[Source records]
::::
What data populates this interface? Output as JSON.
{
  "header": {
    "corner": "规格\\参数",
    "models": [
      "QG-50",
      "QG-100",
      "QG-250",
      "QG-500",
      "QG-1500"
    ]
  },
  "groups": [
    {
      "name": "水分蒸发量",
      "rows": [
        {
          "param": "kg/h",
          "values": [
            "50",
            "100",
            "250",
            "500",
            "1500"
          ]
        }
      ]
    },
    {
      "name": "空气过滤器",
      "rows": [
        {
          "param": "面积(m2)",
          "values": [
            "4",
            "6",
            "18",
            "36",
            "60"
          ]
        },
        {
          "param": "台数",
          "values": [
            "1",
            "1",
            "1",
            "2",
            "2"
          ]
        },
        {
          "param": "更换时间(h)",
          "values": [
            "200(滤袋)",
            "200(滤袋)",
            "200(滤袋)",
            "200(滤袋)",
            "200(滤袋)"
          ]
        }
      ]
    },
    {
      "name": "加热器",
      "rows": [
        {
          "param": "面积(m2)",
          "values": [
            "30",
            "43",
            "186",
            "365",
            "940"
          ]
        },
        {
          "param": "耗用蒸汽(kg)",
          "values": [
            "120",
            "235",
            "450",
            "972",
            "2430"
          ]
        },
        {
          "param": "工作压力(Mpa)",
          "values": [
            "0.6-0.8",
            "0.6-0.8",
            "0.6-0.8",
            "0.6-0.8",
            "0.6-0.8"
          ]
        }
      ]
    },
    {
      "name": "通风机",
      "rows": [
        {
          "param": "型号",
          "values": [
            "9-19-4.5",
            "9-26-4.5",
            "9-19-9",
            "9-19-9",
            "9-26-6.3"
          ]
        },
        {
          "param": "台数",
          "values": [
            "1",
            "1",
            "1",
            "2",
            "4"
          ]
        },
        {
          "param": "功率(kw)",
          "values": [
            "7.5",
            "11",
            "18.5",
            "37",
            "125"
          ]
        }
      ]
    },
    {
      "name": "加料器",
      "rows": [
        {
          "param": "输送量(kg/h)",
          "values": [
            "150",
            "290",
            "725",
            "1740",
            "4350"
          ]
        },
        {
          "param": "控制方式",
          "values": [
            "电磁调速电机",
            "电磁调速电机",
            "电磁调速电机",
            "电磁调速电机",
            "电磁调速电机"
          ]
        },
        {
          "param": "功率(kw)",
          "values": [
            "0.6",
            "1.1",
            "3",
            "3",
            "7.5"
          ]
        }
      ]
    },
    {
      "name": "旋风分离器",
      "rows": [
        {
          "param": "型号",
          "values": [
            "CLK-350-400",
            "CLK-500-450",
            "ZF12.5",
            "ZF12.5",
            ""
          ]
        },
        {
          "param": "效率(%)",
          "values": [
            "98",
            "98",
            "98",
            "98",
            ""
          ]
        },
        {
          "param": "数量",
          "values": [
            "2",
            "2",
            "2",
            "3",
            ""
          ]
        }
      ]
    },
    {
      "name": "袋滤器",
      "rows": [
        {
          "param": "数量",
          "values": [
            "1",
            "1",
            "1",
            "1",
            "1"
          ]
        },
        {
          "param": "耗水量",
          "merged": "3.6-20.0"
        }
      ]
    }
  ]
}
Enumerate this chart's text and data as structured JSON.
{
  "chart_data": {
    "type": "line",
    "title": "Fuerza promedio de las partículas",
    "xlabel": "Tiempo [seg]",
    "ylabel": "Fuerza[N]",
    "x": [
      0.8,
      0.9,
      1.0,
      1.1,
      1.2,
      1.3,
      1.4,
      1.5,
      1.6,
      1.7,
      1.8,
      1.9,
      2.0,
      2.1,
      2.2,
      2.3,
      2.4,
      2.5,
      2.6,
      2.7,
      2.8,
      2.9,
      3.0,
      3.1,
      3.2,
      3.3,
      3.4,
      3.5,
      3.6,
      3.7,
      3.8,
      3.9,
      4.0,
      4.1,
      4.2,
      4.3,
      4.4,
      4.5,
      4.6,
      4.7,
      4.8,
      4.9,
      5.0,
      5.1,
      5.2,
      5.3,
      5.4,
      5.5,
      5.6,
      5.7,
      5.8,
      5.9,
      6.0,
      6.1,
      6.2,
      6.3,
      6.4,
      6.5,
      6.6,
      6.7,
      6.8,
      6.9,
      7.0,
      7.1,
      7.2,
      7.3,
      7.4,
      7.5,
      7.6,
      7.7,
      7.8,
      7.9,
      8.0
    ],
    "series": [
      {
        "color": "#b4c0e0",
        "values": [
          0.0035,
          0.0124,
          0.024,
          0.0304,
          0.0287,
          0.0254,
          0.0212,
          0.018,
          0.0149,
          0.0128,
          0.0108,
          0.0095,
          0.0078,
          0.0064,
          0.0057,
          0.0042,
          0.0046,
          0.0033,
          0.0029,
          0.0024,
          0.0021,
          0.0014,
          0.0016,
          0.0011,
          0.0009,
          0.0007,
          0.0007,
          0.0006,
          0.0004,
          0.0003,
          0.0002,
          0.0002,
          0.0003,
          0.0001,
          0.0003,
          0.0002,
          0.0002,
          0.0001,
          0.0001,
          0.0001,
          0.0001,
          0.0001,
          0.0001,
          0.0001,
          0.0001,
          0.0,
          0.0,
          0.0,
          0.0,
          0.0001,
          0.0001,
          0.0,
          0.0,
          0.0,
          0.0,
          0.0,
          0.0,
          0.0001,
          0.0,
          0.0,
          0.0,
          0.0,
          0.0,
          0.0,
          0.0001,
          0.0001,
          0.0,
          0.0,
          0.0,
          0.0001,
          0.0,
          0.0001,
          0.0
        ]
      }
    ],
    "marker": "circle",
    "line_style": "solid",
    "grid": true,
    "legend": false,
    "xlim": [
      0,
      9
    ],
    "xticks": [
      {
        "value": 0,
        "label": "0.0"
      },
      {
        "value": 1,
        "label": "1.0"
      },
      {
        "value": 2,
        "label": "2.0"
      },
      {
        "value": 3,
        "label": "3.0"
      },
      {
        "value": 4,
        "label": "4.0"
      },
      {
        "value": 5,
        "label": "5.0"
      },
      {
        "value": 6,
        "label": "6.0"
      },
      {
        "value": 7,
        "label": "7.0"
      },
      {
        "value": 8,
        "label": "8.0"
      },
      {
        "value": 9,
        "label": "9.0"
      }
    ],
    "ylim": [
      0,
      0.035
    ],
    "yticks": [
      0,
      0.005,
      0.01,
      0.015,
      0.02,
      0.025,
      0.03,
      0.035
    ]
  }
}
::::
_The problem_.
Please repeat the listing above in full and exactly.

_Final answer_.
What data populates this interface? Output as JSON.
{
  "header": {
    "corner": "规格\\参数",
    "models": [
      "QG-50",
      "QG-100",
      "QG-250",
      "QG-500",
      "QG-1500"
    ]
  },
  "groups": [
    {
      "name": "水分蒸发量",
      "rows": [
        {
          "param": "kg/h",
          "values": [
            "50",
            "100",
            "250",
            "500",
            "1500"
          ]
        }
      ]
    },
    {
      "name": "空气过滤器",
      "rows": [
        {
          "param": "面积(m2)",
          "values": [
            "4",
            "6",
            "18",
            "36",
            "60"
          ]
        },
        {
          "param": "台数",
          "values": [
            "1",
            "1",
            "1",
            "2",
            "2"
          ]
        },
        {
          "param": "更换时间(h)",
          "values": [
            "200(滤袋)",
            "200(滤袋)",
            "200(滤袋)",
            "200(滤袋)",
            "200(滤袋)"
          ]
        }
      ]
    },
    {
      "name": "加热器",
      "rows": [
        {
          "param": "面积(m2)",
          "values": [
            "30",
            "43",
            "186",
            "365",
            "940"
          ]
        },
        {
          "param": "耗用蒸汽(kg)",
          "values": [
            "120",
            "235",
            "450",
            "972",
            "2430"
          ]
        },
        {
          "param": "工作压力(Mpa)",
          "values": [
            "0.6-0.8",
            "0.6-0.8",
            "0.6-0.8",
            "0.6-0.8",
            "0.6-0.8"
          ]
        }
      ]
    },
    {
      "name": "通风机",
      "rows": [
        {
          "param": "型号",
          "values": [
            "9-19-4.5",
            "9-26-4.5",
            "9-19-9",
            "9-19-9",
            "9-26-6.3"
          ]
        },
        {
          "param": "台数",
          "values": [
            "1",
            "1",
            "1",
            "2",
            "4"
          ]
        },
        {
          "param": "功率(kw)",
          "values": [
            "7.5",
            "11",
            "18.5",
            "37",
            "125"
          ]
        }
      ]
    },
    {
      "name": "加料器",
      "rows": [
        {
          "param": "输送量(kg/h)",
          "values": [
            "150",
            "290",
            "725",
            "1740",
            "4350"
          ]
        },
        {
          "param": "控制方式",
          "values": [
            "电磁调速电机",
            "电磁调速电机",
            "电磁调速电机",
            "电磁调速电机",
            "电磁调速电机"
          ]
        },
        {
          "param": "功率(kw)",
          "values": [
            "0.6",
            "1.1",
            "3",
            "3",
            "7.5"
          ]
        }
      ]
    },
    {
      "name": "旋风分离器",
      "rows": [
        {
          "param": "型号",
          "values": [
            "CLK-350-400",
            "CLK-500-450",
            "ZF12.5",
            "ZF12.5",
            ""
          ]
        },
        {
          "param": "效率(%)",
          "values": [
            "98",
            "98",
            "98",
            "98",
            ""
          ]
        },
        {
          "param": "数量",
          "values": [
            "2",
            "2",
            "2",
            "3",
            ""
          ]
        }
      ]
    },
    {
      "name": "袋滤器",
      "rows": [
        {
          "param": "数量",
          "values": [
            "1",
            "1",
            "1",
            "1",
            "1"
          ]
        },
        {
          "param": "耗水量",
          "merged": "3.6-20.0"
        }
      ]
    }
  ]
}
Enumerate this chart's text and data as structured JSON.
{
  "chart_data": {
    "type": "line",
    "title": "Fuerza promedio de las partículas",
    "xlabel": "Tiempo [seg]",
    "ylabel": "Fuerza[N]",
    "x": [
      0.8,
      0.9,
      1.0,
      1.1,
      1.2,
      1.3,
      1.4,
      1.5,
      1.6,
      1.7,
      1.8,
      1.9,
      2.0,
      2.1,
      2.2,
      2.3,
      2.4,
      2.5,
      2.6,
      2.7,
      2.8,
      2.9,
      3.0,
      3.1,
      3.2,
      3.3,
      3.4,
      3.5,
      3.6,
      3.7,
      3.8,
      3.9,
      4.0,
      4.1,
      4.2,
      4.3,
      4.4,
      4.5,
      4.6,
      4.7,
      4.8,
      4.9,
      5.0,
      5.1,
      5.2,
      5.3,
      5.4,
      5.5,
      5.6,
      5.7,
      5.8,
      5.9,
      6.0,
      6.1,
      6.2,
      6.3,
      6.4,
      6.5,
      6.6,
      6.7,
      6.8,
      6.9,
      7.0,
      7.1,
      7.2,
      7.3,
      7.4,
      7.5,
      7.6,
      7.7,
      7.8,
      7.9,
      8.0
    ],
    "series": [
      {
        "color": "#b4c0e0",
        "values": [
          0.0035,
          0.0124,
          0.024,
          0.0304,
          0.0287,
          0.0254,
          0.0212,
          0.018,
          0.0149,
          0.0128,
          0.0108,
          0.0095,
          0.0078,
          0.0064,
          0.0057,
          0.0042,
          0.0046,
          0.0033,
          0.0029,
          0.0024,
          0.0021,
          0.0014,
          0.0016,
          0.0011,
          0.0009,
          0.0007,
          0.0007,
          0.0006,
          0.0004,
          0.0003,
          0.0002,
          0.0002,
          0.0003,
          0.0001,
          0.0003,
          0.0002,
          0.0002,
          0.0001,
          0.0001,
          0.0001,
          0.0001,
          0.0001,
          0.0001,
          0.0001,
          0.0001,
          0.0,
          0.0,
          0.0,
          0.0,
          0.0001,
          0.0001,
          0.0,
          0.0,
          0.0,
          0.0,
          0.0,
          0.0,
          0.0001,
          0.0,
          0.0,
          0.0,
          0.0,
          0.0,
          0.0,
          0.0001,
          0.0001,
          0.0,
          0.0,
          0.0,
          0.0001,
          0.0,
          0.0001,
          0.0
        ]
      }
    ],
    "marker": "circle",
    "line_style": "solid",
    "grid": true,
    "legend": false,
    "xlim": [
      0,
      9
    ],
    "xticks": [
      {
        "value": 0,
        "label": "0.0"
      },
      {
        "value": 1,
        "label": "1.0"
      },
      {
        "value": 2,
        "label": "2.0"
      },
      {
        "value": 3,
        "label": "3.0"
      },
      {
        "value": 4,
        "label": "4.0"
      },
      {
        "value": 5,
        "label": "5.0"
      },
      {
        "value": 6,
        "label": "6.0"
      },
      {
        "value": 7,
        "label": "7.0"
      },
      {
        "value": 8,
        "label": "8.0"
      },
      {
        "value": 9,
        "label": "9.0"
      }
    ],
    "ylim": [
      0,
      0.035
    ],
    "yticks": [
      0,
      0.005,
      0.01,
      0.015,
      0.02,
      0.025,
      0.03,
      0.035
    ]
  }
}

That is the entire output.